● What you will do
Exclude all pictures, then copy each of the records exactly as written.

** Start Records for this exercise **

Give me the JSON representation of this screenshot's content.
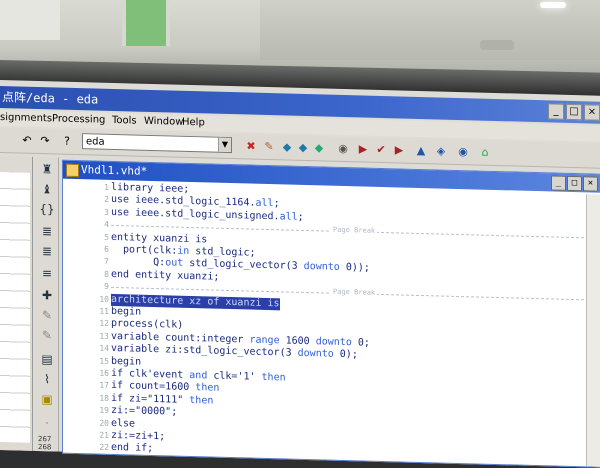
{
  "window": {
    "title": "点阵/eda - eda",
    "min": "_",
    "max": "□",
    "close": "×"
  },
  "menu": [
    "signments",
    "Processing",
    "Tools",
    "Window",
    "Help"
  ],
  "toolbar": {
    "project_combo": "eda",
    "combo_arrow": "▼"
  },
  "editor": {
    "tab_title": "Vhdl1.vhd*",
    "page_break_label": "Page Break",
    "lines": [
      {
        "n": "1",
        "segments": [
          {
            "t": "library ieee;",
            "k": false
          }
        ]
      },
      {
        "n": "2",
        "segments": [
          {
            "t": "use ieee.std_logic_1164.",
            "k": false
          },
          {
            "t": "all",
            "k": true
          },
          {
            "t": ";",
            "k": false
          }
        ]
      },
      {
        "n": "3",
        "segments": [
          {
            "t": "use ieee.std_logic_unsigned.",
            "k": false
          },
          {
            "t": "all",
            "k": true
          },
          {
            "t": ";",
            "k": false
          }
        ]
      },
      {
        "n": "4",
        "segments": [
          {
            "t": "",
            "k": false
          }
        ]
      },
      {
        "n": "5",
        "segments": [
          {
            "t": "entity xuanzi is",
            "k": false
          }
        ]
      },
      {
        "n": "6",
        "segments": [
          {
            "t": "  port(clk:",
            "k": false
          },
          {
            "t": "in",
            "k": true
          },
          {
            "t": " std_logic;",
            "k": false
          }
        ]
      },
      {
        "n": "7",
        "segments": [
          {
            "t": "       Q:",
            "k": false
          },
          {
            "t": "out",
            "k": true
          },
          {
            "t": " std_logic_vector(3 ",
            "k": false
          },
          {
            "t": "downto",
            "k": true
          },
          {
            "t": " 0));",
            "k": false
          }
        ]
      },
      {
        "n": "8",
        "segments": [
          {
            "t": "end entity xuanzi;",
            "k": false
          }
        ]
      },
      {
        "n": "9",
        "segments": [
          {
            "t": "",
            "k": false
          }
        ]
      },
      {
        "n": "10",
        "segments": [
          {
            "t": "architecture xz of xuanzi is",
            "k": false
          }
        ],
        "highlight": true
      },
      {
        "n": "11",
        "segments": [
          {
            "t": "begin",
            "k": false
          }
        ]
      },
      {
        "n": "12",
        "segments": [
          {
            "t": "process(clk)",
            "k": false
          }
        ]
      },
      {
        "n": "13",
        "segments": [
          {
            "t": "variable count:integer ",
            "k": false
          },
          {
            "t": "range",
            "k": true
          },
          {
            "t": " 1600 ",
            "k": false
          },
          {
            "t": "downto",
            "k": true
          },
          {
            "t": " 0;",
            "k": false
          }
        ]
      },
      {
        "n": "14",
        "segments": [
          {
            "t": "variable zi:std_logic_vector(3 ",
            "k": false
          },
          {
            "t": "downto",
            "k": true
          },
          {
            "t": " 0);",
            "k": false
          }
        ]
      },
      {
        "n": "15",
        "segments": [
          {
            "t": "begin",
            "k": false
          }
        ]
      },
      {
        "n": "16",
        "segments": [
          {
            "t": "if clk'event ",
            "k": false
          },
          {
            "t": "and",
            "k": true
          },
          {
            "t": " clk='1' ",
            "k": false
          },
          {
            "t": "then",
            "k": true
          }
        ]
      },
      {
        "n": "17",
        "segments": [
          {
            "t": "if count=1600 ",
            "k": false
          },
          {
            "t": "then",
            "k": true
          }
        ]
      },
      {
        "n": "18",
        "segments": [
          {
            "t": "if zi=\"1111\" ",
            "k": false
          },
          {
            "t": "then",
            "k": true
          }
        ]
      },
      {
        "n": "19",
        "segments": [
          {
            "t": "zi:=\"0000\";",
            "k": false
          }
        ]
      },
      {
        "n": "20",
        "segments": [
          {
            "t": "else",
            "k": false
          }
        ]
      },
      {
        "n": "21",
        "segments": [
          {
            "t": "zi:=zi+1;",
            "k": false
          }
        ]
      },
      {
        "n": "22",
        "segments": [
          {
            "t": "end if;",
            "k": false
          }
        ]
      }
    ]
  },
  "sidebar": {
    "num_top": "267",
    "num_bottom": "268",
    "ab_label": "ab"
  }
}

** End Records for this exercise **

● Result for this exercise
Give me the JSON representation of this screenshot's content.
{
  "window": {
    "title": "点阵/eda - eda",
    "min": "_",
    "max": "□",
    "close": "×"
  },
  "menu": [
    "signments",
    "Processing",
    "Tools",
    "Window",
    "Help"
  ],
  "toolbar": {
    "project_combo": "eda",
    "combo_arrow": "▼"
  },
  "editor": {
    "tab_title": "Vhdl1.vhd*",
    "page_break_label": "Page Break",
    "lines": [
      {
        "n": "1",
        "segments": [
          {
            "t": "library ieee;",
            "k": false
          }
        ]
      },
      {
        "n": "2",
        "segments": [
          {
            "t": "use ieee.std_logic_1164.",
            "k": false
          },
          {
            "t": "all",
            "k": true
          },
          {
            "t": ";",
            "k": false
          }
        ]
      },
      {
        "n": "3",
        "segments": [
          {
            "t": "use ieee.std_logic_unsigned.",
            "k": false
          },
          {
            "t": "all",
            "k": true
          },
          {
            "t": ";",
            "k": false
          }
        ]
      },
      {
        "n": "4",
        "segments": [
          {
            "t": "",
            "k": false
          }
        ]
      },
      {
        "n": "5",
        "segments": [
          {
            "t": "entity xuanzi is",
            "k": false
          }
        ]
      },
      {
        "n": "6",
        "segments": [
          {
            "t": "  port(clk:",
            "k": false
          },
          {
            "t": "in",
            "k": true
          },
          {
            "t": " std_logic;",
            "k": false
          }
        ]
      },
      {
        "n": "7",
        "segments": [
          {
            "t": "       Q:",
            "k": false
          },
          {
            "t": "out",
            "k": true
          },
          {
            "t": " std_logic_vector(3 ",
            "k": false
          },
          {
            "t": "downto",
            "k": true
          },
          {
            "t": " 0));",
            "k": false
          }
        ]
      },
      {
        "n": "8",
        "segments": [
          {
            "t": "end entity xuanzi;",
            "k": false
          }
        ]
      },
      {
        "n": "9",
        "segments": [
          {
            "t": "",
            "k": false
          }
        ]
      },
      {
        "n": "10",
        "segments": [
          {
            "t": "architecture xz of xuanzi is",
            "k": false
          }
        ],
        "highlight": true
      },
      {
        "n": "11",
        "segments": [
          {
            "t": "begin",
            "k": false
          }
        ]
      },
      {
        "n": "12",
        "segments": [
          {
            "t": "process(clk)",
            "k": false
          }
        ]
      },
      {
        "n": "13",
        "segments": [
          {
            "t": "variable count:integer ",
            "k": false
          },
          {
            "t": "range",
            "k": true
          },
          {
            "t": " 1600 ",
            "k": false
          },
          {
            "t": "downto",
            "k": true
          },
          {
            "t": " 0;",
            "k": false
          }
        ]
      },
      {
        "n": "14",
        "segments": [
          {
            "t": "variable zi:std_logic_vector(3 ",
            "k": false
          },
          {
            "t": "downto",
            "k": true
          },
          {
            "t": " 0);",
            "k": false
          }
        ]
      },
      {
        "n": "15",
        "segments": [
          {
            "t": "begin",
            "k": false
          }
        ]
      },
      {
        "n": "16",
        "segments": [
          {
            "t": "if clk'event ",
            "k": false
          },
          {
            "t": "and",
            "k": true
          },
          {
            "t": " clk='1' ",
            "k": false
          },
          {
            "t": "then",
            "k": true
          }
        ]
      },
      {
        "n": "17",
        "segments": [
          {
            "t": "if count=1600 ",
            "k": false
          },
          {
            "t": "then",
            "k": true
          }
        ]
      },
      {
        "n": "18",
        "segments": [
          {
            "t": "if zi=\"1111\" ",
            "k": false
          },
          {
            "t": "then",
            "k": true
          }
        ]
      },
      {
        "n": "19",
        "segments": [
          {
            "t": "zi:=\"0000\";",
            "k": false
          }
        ]
      },
      {
        "n": "20",
        "segments": [
          {
            "t": "else",
            "k": false
          }
        ]
      },
      {
        "n": "21",
        "segments": [
          {
            "t": "zi:=zi+1;",
            "k": false
          }
        ]
      },
      {
        "n": "22",
        "segments": [
          {
            "t": "end if;",
            "k": false
          }
        ]
      }
    ]
  },
  "sidebar": {
    "num_top": "267",
    "num_bottom": "268",
    "ab_label": "ab"
  }
}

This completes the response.